AIM: Everything in the listing should be restated word for word.

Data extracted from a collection
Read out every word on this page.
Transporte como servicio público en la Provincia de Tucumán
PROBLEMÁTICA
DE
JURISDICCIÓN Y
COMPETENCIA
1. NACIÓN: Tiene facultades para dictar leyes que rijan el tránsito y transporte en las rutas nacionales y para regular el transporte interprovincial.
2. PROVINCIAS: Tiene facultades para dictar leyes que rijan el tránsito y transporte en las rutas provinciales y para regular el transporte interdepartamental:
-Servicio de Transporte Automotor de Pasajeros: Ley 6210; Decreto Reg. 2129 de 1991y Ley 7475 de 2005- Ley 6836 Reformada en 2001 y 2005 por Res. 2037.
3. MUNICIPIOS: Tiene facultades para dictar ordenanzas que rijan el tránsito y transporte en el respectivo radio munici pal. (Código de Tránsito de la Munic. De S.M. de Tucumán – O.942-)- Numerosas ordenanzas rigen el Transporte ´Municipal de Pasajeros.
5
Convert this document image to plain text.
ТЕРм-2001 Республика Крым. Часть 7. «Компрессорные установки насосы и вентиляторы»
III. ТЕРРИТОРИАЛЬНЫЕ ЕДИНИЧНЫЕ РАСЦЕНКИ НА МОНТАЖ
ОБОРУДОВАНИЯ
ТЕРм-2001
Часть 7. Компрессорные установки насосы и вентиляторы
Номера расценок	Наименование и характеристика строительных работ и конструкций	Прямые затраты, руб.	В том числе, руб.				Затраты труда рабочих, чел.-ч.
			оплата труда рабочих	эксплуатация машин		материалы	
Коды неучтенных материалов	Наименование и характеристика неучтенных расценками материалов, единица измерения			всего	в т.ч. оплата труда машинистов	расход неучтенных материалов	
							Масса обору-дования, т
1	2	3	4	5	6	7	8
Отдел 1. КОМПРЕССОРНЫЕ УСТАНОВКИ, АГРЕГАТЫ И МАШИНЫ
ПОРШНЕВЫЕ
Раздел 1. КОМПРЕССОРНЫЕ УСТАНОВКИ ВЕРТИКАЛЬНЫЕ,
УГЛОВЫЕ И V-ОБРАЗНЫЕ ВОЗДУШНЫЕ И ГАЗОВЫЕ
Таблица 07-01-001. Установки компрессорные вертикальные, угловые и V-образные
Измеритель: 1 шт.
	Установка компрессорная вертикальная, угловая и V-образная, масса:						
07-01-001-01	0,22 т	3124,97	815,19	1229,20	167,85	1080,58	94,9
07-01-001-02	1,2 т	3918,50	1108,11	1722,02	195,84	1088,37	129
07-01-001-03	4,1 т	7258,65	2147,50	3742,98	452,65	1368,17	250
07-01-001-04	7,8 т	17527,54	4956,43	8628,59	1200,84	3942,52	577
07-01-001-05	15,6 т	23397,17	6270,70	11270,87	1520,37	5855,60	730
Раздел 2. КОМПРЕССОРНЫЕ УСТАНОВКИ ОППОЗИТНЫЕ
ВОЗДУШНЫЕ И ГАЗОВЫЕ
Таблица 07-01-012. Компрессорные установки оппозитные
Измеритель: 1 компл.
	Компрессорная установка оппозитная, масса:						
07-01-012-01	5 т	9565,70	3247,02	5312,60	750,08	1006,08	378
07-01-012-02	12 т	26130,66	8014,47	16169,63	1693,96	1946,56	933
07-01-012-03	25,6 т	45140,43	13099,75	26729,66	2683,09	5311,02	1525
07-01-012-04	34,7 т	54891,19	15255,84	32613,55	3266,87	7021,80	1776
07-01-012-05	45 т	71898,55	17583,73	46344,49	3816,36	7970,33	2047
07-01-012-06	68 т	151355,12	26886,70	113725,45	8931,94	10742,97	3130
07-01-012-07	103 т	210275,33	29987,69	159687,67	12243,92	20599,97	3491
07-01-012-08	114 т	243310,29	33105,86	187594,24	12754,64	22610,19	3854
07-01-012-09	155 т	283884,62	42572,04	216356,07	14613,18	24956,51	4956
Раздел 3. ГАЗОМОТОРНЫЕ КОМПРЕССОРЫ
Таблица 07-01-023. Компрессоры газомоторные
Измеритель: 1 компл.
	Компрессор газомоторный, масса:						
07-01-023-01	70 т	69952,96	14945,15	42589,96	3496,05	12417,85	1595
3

EXERCISE ANSWER:
Read out every word on this page.
Transporte como servicio público en la Provincia de Tucumán
PROBLEMÁTICA
DE
JURISDICCIÓN Y
COMPETENCIA
1. NACIÓN: Tiene facultades para dictar leyes que rijan el tránsito y transporte en las rutas nacionales y para regular el transporte interprovincial.
2. PROVINCIAS: Tiene facultades para dictar leyes que rijan el tránsito y transporte en las rutas provinciales y para regular el transporte interdepartamental:
-Servicio de Transporte Automotor de Pasajeros: Ley 6210; Decreto Reg. 2129 de 1991y Ley 7475 de 2005- Ley 6836 Reformada en 2001 y 2005 por Res. 2037.
3. MUNICIPIOS: Tiene facultades para dictar ordenanzas que rijan el tránsito y transporte en el respectivo radio munici pal. (Código de Tránsito de la Munic. De S.M. de Tucumán – O.942-)- Numerosas ordenanzas rigen el Transporte ´Municipal de Pasajeros.
5
Convert this document image to plain text.
ТЕРм-2001 Республика Крым. Часть 7. «Компрессорные установки насосы и вентиляторы»
III. ТЕРРИТОРИАЛЬНЫЕ ЕДИНИЧНЫЕ РАСЦЕНКИ НА МОНТАЖ
ОБОРУДОВАНИЯ
ТЕРм-2001
Часть 7. Компрессорные установки насосы и вентиляторы
Номера расценок	Наименование и характеристика строительных работ и конструкций	Прямые затраты, руб.	В том числе, руб.				Затраты труда рабочих, чел.-ч.
			оплата труда рабочих	эксплуатация машин		материалы	
Коды неучтенных материалов	Наименование и характеристика неучтенных расценками материалов, единица измерения			всего	в т.ч. оплата труда машинистов	расход неучтенных материалов	
							Масса обору-дования, т
1	2	3	4	5	6	7	8
Отдел 1. КОМПРЕССОРНЫЕ УСТАНОВКИ, АГРЕГАТЫ И МАШИНЫ
ПОРШНЕВЫЕ
Раздел 1. КОМПРЕССОРНЫЕ УСТАНОВКИ ВЕРТИКАЛЬНЫЕ,
УГЛОВЫЕ И V-ОБРАЗНЫЕ ВОЗДУШНЫЕ И ГАЗОВЫЕ
Таблица 07-01-001. Установки компрессорные вертикальные, угловые и V-образные
Измеритель: 1 шт.
	Установка компрессорная вертикальная, угловая и V-образная, масса:						
07-01-001-01	0,22 т	3124,97	815,19	1229,20	167,85	1080,58	94,9
07-01-001-02	1,2 т	3918,50	1108,11	1722,02	195,84	1088,37	129
07-01-001-03	4,1 т	7258,65	2147,50	3742,98	452,65	1368,17	250
07-01-001-04	7,8 т	17527,54	4956,43	8628,59	1200,84	3942,52	577
07-01-001-05	15,6 т	23397,17	6270,70	11270,87	1520,37	5855,60	730
Раздел 2. КОМПРЕССОРНЫЕ УСТАНОВКИ ОППОЗИТНЫЕ
ВОЗДУШНЫЕ И ГАЗОВЫЕ
Таблица 07-01-012. Компрессорные установки оппозитные
Измеритель: 1 компл.
	Компрессорная установка оппозитная, масса:						
07-01-012-01	5 т	9565,70	3247,02	5312,60	750,08	1006,08	378
07-01-012-02	12 т	26130,66	8014,47	16169,63	1693,96	1946,56	933
07-01-012-03	25,6 т	45140,43	13099,75	26729,66	2683,09	5311,02	1525
07-01-012-04	34,7 т	54891,19	15255,84	32613,55	3266,87	7021,80	1776
07-01-012-05	45 т	71898,55	17583,73	46344,49	3816,36	7970,33	2047
07-01-012-06	68 т	151355,12	26886,70	113725,45	8931,94	10742,97	3130
07-01-012-07	103 т	210275,33	29987,69	159687,67	12243,92	20599,97	3491
07-01-012-08	114 т	243310,29	33105,86	187594,24	12754,64	22610,19	3854
07-01-012-09	155 т	283884,62	42572,04	216356,07	14613,18	24956,51	4956
Раздел 3. ГАЗОМОТОРНЫЕ КОМПРЕССОРЫ
Таблица 07-01-023. Компрессоры газомоторные
Измеритель: 1 компл.
	Компрессор газомоторный, масса:						
07-01-023-01	70 т	69952,96	14945,15	42589,96	3496,05	12417,85	1595
3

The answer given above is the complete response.